* _Data items_:
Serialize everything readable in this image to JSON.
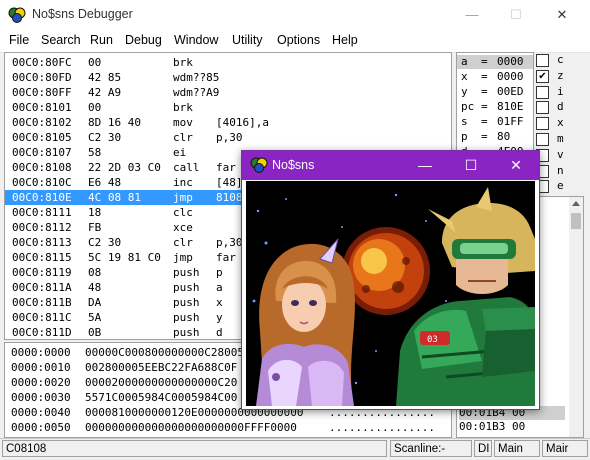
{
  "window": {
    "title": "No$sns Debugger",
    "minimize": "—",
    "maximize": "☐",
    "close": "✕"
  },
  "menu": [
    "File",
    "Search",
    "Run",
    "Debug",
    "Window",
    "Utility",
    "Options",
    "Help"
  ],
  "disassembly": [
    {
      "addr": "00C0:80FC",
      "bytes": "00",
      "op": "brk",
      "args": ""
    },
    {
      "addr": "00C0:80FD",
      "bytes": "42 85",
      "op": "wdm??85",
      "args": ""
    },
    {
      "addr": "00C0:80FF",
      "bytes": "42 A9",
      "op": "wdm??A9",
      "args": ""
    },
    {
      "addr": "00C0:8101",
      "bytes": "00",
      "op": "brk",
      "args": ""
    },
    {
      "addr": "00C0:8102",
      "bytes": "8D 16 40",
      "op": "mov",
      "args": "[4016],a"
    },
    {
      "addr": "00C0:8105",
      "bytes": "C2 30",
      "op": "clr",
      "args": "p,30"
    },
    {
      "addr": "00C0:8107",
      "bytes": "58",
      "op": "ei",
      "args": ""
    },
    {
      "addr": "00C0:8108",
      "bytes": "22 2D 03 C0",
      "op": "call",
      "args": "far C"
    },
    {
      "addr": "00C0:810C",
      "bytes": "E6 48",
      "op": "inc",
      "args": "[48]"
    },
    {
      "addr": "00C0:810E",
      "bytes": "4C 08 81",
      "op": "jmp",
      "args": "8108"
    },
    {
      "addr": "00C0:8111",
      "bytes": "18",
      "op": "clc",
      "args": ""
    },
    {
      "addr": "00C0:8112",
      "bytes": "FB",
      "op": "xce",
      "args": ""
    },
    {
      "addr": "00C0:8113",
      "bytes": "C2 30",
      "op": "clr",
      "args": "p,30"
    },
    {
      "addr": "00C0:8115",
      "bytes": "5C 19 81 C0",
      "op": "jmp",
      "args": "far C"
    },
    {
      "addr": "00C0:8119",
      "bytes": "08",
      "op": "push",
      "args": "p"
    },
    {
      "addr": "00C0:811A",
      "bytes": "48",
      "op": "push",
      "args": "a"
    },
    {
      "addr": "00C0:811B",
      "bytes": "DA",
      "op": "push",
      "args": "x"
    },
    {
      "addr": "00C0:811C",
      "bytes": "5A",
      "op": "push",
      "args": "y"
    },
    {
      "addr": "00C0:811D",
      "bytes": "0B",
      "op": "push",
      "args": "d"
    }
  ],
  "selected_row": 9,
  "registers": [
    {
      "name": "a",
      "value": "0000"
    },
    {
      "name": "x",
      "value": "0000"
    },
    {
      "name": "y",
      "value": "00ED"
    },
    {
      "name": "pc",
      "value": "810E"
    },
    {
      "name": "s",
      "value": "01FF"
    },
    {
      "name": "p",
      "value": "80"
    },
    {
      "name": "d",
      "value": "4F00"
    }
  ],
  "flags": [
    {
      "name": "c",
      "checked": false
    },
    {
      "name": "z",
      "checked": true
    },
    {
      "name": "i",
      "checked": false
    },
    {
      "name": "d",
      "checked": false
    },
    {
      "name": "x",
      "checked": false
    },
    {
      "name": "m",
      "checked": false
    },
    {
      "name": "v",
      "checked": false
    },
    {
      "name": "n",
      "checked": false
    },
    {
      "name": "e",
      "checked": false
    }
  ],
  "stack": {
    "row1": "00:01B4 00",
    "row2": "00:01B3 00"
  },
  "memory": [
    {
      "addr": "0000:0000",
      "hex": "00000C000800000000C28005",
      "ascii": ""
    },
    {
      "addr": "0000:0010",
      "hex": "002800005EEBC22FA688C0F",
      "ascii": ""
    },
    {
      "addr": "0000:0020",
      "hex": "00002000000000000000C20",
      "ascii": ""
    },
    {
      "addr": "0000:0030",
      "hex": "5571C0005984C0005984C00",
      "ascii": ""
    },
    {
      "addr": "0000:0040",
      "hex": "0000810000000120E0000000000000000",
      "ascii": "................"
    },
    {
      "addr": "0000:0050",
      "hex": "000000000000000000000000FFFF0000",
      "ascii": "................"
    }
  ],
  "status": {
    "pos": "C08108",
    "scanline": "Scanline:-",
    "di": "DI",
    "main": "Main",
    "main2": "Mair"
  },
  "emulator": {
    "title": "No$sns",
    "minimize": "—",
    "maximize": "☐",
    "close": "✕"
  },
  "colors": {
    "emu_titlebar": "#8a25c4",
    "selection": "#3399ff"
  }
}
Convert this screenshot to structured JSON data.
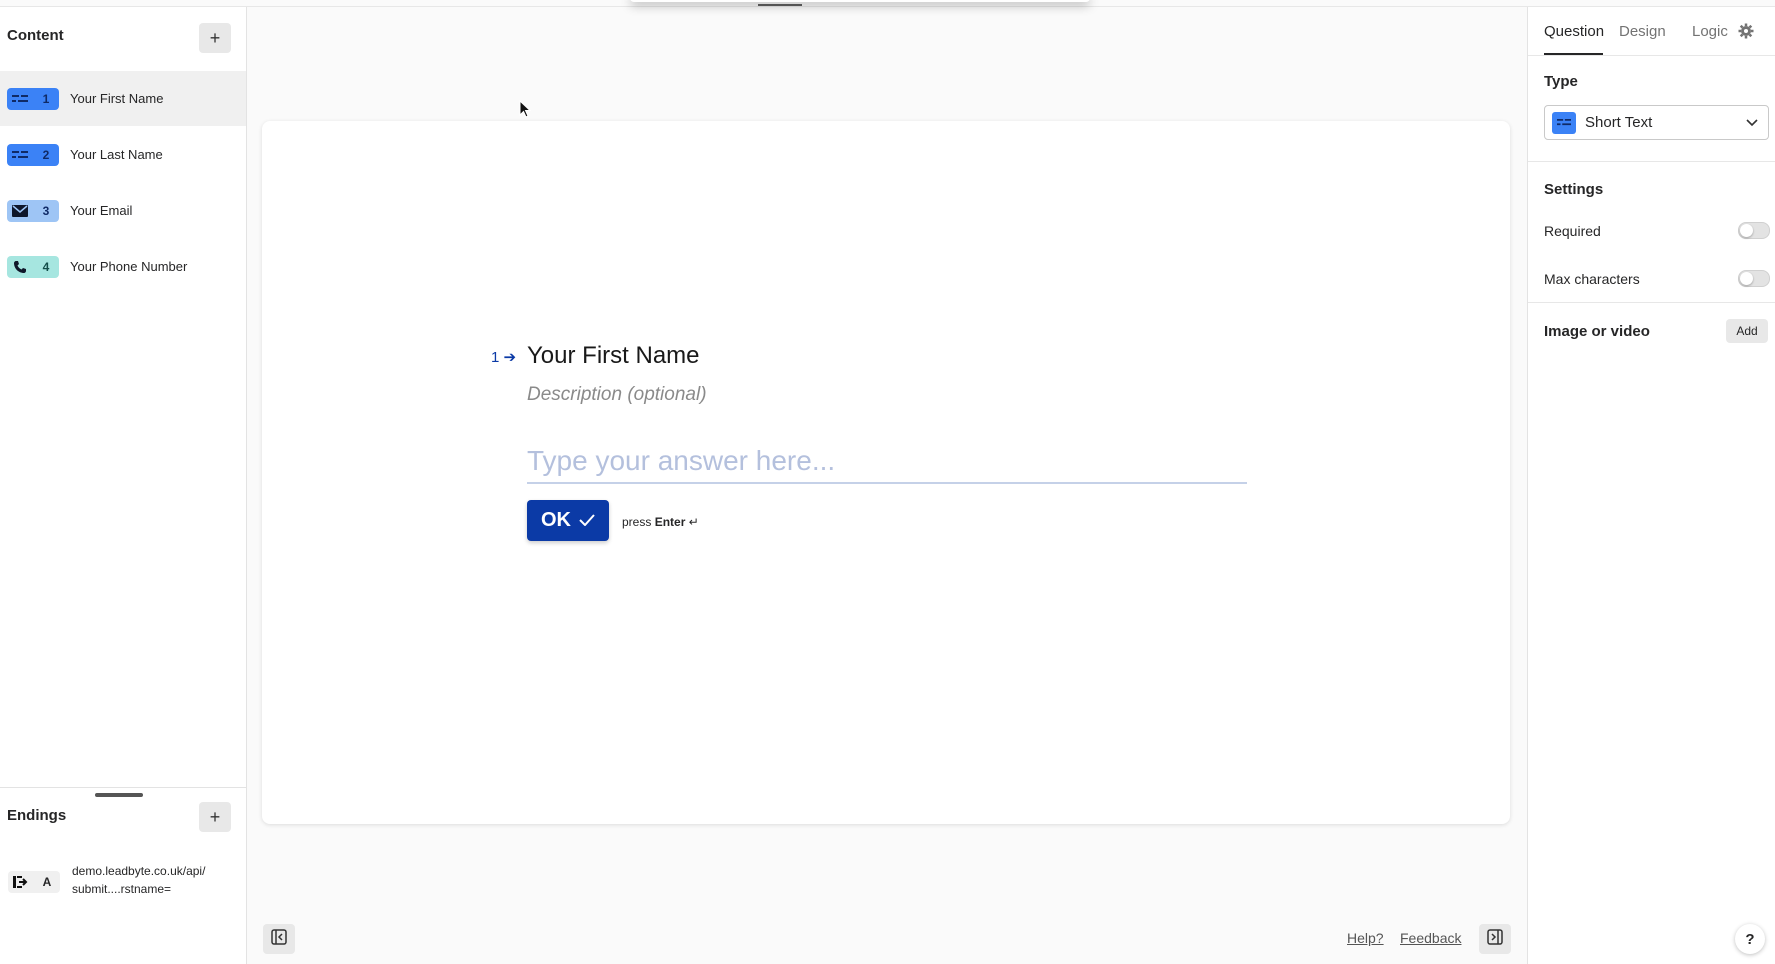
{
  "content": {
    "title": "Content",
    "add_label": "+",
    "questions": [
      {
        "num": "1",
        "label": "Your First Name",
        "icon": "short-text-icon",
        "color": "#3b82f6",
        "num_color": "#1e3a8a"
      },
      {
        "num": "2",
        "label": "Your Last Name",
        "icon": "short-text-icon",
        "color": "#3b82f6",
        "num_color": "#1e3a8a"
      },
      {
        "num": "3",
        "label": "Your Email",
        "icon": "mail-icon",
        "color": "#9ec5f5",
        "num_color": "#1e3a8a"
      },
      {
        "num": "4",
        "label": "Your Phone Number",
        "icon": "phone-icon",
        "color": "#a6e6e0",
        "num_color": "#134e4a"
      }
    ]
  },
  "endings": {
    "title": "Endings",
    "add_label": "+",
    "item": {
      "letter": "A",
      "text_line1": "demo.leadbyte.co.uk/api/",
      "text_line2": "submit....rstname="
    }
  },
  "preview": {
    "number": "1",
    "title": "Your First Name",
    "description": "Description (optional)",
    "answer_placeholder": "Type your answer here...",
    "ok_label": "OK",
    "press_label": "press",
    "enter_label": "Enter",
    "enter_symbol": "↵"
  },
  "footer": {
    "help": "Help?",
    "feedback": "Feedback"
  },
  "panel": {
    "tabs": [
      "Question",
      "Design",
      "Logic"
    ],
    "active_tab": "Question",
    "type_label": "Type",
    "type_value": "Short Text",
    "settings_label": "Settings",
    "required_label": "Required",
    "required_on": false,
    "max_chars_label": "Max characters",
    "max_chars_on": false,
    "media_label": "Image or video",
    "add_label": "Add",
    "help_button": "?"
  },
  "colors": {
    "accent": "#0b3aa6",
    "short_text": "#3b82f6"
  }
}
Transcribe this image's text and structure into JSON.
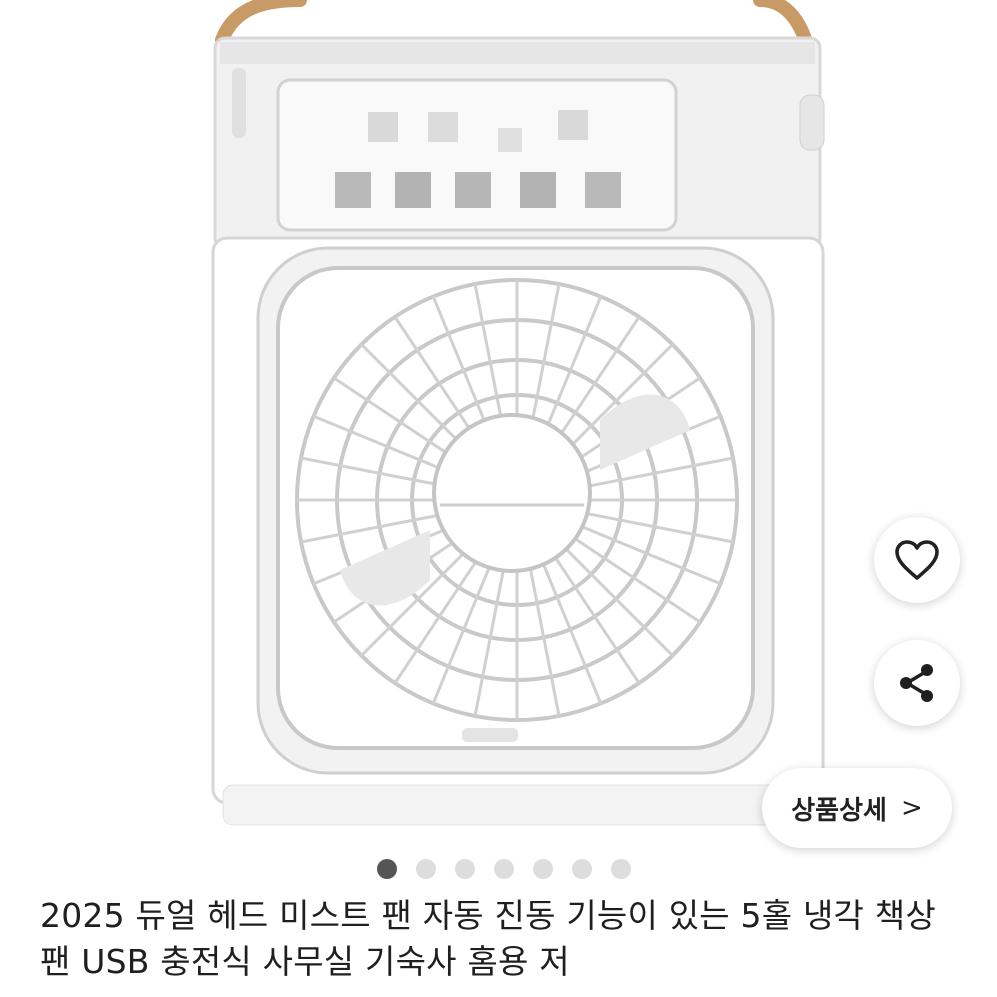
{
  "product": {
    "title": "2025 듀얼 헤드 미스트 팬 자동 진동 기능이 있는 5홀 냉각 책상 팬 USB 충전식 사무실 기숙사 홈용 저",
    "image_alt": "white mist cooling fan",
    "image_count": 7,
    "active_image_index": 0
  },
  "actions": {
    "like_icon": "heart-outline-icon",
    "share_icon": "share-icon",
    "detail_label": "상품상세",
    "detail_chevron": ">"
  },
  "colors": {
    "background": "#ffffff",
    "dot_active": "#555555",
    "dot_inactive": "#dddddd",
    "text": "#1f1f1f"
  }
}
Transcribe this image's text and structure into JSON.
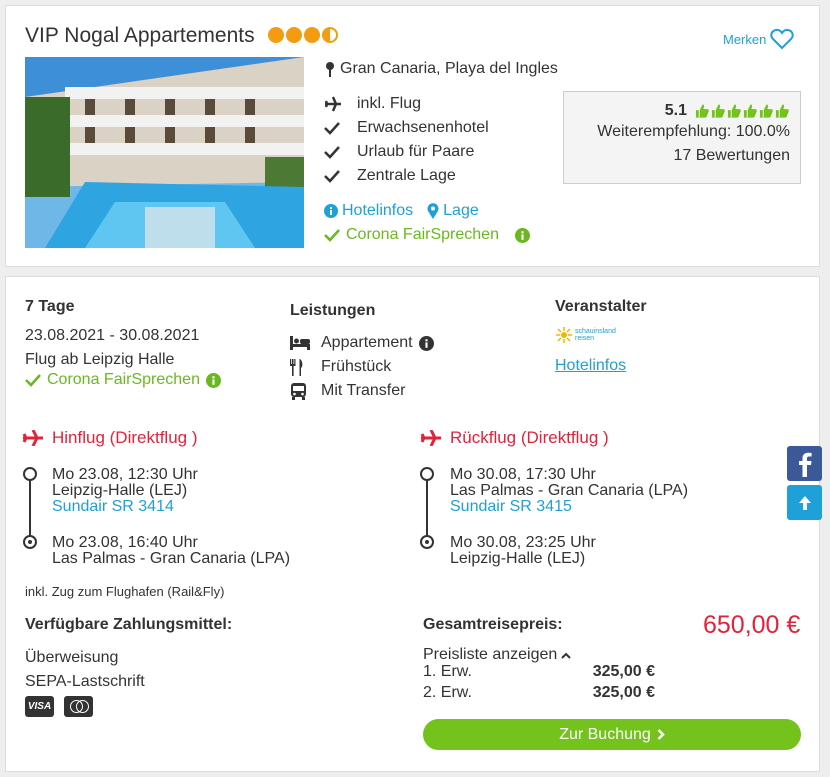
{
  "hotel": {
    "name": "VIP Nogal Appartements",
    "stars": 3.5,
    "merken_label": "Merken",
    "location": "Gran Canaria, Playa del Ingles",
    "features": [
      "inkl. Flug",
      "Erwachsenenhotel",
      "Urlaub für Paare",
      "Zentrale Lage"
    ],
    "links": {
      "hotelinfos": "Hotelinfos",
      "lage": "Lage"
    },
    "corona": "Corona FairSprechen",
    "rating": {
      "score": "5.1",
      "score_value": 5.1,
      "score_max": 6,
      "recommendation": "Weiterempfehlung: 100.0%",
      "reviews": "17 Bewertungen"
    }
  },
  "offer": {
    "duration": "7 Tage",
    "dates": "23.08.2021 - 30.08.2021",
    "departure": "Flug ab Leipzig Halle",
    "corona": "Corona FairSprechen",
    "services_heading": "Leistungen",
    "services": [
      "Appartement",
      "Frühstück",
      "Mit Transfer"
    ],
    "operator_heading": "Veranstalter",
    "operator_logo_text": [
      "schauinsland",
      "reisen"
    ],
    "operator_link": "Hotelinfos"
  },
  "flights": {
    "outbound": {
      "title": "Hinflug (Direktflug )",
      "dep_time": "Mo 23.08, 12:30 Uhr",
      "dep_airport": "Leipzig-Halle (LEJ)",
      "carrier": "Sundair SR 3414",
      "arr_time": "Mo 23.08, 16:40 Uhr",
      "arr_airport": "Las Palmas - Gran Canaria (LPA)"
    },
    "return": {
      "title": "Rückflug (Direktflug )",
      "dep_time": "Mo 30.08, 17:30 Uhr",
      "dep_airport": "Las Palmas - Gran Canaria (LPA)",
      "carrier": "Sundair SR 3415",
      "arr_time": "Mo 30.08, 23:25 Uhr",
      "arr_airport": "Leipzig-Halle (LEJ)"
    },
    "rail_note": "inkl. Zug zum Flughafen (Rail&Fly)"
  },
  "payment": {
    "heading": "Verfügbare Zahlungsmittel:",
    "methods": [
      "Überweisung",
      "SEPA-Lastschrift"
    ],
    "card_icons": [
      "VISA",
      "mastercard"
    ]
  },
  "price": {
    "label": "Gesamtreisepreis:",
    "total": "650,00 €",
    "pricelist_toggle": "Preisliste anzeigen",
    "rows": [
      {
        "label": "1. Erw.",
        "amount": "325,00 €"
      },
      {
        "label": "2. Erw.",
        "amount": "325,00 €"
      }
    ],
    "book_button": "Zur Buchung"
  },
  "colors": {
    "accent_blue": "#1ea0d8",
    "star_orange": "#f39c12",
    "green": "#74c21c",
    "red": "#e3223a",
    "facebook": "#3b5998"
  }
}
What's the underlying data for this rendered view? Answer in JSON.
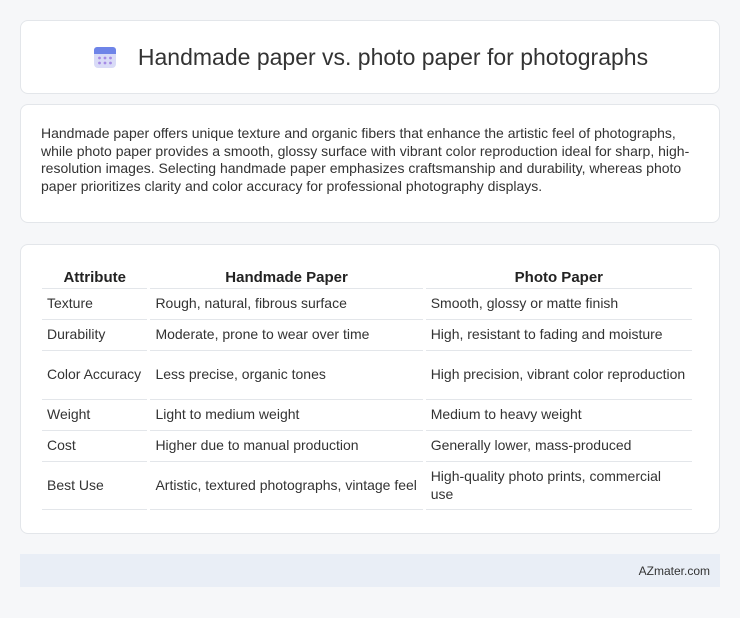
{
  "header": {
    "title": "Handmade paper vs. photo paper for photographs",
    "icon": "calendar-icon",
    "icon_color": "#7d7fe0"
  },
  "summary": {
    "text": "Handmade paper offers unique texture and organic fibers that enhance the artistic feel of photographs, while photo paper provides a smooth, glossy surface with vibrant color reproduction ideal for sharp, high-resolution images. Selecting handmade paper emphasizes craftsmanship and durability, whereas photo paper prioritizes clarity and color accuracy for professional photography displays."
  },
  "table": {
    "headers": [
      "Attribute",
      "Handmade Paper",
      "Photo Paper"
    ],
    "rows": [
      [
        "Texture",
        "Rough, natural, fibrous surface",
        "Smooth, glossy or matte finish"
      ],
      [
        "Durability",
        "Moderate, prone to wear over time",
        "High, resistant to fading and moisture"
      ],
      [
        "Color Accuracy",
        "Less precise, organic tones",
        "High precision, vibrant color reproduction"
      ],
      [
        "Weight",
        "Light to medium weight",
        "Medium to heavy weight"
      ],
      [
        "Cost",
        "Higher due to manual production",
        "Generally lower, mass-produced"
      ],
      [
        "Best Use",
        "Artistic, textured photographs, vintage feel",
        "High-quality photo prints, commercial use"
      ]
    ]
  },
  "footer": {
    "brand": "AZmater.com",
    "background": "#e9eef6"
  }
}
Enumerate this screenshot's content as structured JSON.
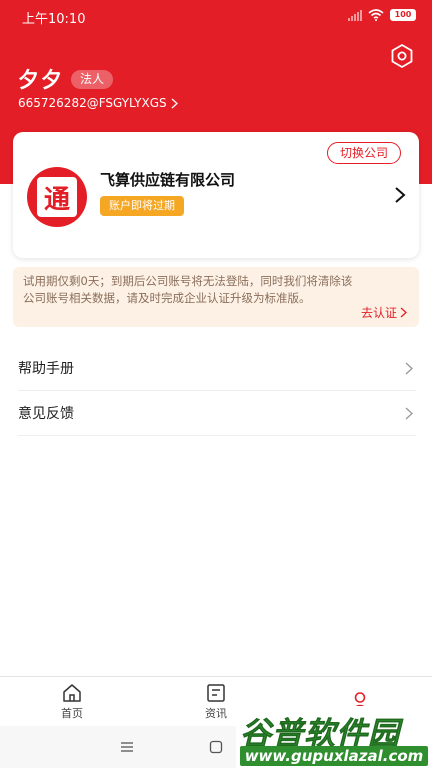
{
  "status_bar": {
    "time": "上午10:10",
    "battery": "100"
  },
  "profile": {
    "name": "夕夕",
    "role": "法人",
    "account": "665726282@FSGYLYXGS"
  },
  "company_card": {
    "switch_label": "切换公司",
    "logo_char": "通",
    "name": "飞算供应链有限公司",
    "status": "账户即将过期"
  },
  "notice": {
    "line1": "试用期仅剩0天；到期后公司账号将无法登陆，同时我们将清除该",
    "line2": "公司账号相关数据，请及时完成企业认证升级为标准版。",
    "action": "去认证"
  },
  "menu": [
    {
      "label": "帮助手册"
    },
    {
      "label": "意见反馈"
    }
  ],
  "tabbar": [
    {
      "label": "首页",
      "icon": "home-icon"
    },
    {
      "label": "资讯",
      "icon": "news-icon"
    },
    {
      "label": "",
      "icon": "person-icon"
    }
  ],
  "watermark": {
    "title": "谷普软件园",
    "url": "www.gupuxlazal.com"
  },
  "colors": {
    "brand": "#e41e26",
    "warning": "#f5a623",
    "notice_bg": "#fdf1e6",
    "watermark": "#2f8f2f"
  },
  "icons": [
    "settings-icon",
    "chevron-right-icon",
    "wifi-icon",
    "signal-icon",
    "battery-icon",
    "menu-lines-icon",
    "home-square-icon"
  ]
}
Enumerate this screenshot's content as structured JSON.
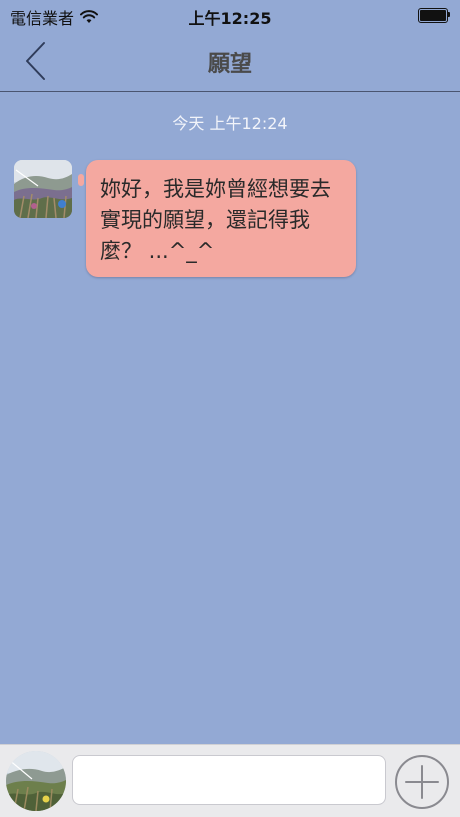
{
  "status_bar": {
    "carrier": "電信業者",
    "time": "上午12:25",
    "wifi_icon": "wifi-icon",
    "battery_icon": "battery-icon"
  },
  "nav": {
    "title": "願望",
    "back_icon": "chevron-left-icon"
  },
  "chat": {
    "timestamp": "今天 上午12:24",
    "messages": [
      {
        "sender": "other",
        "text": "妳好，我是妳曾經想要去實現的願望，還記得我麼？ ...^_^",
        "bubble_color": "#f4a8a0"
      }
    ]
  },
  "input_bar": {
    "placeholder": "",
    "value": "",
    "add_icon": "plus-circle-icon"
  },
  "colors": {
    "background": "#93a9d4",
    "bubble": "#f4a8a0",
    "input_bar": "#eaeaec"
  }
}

* _SHORT PROBLEM_: Pull every line containing the word "Sundair" out of the material.

* _FINAL RESULT_:
      "carrier": "Sundair SR 3414",
      "carrier": "Sundair SR 3415",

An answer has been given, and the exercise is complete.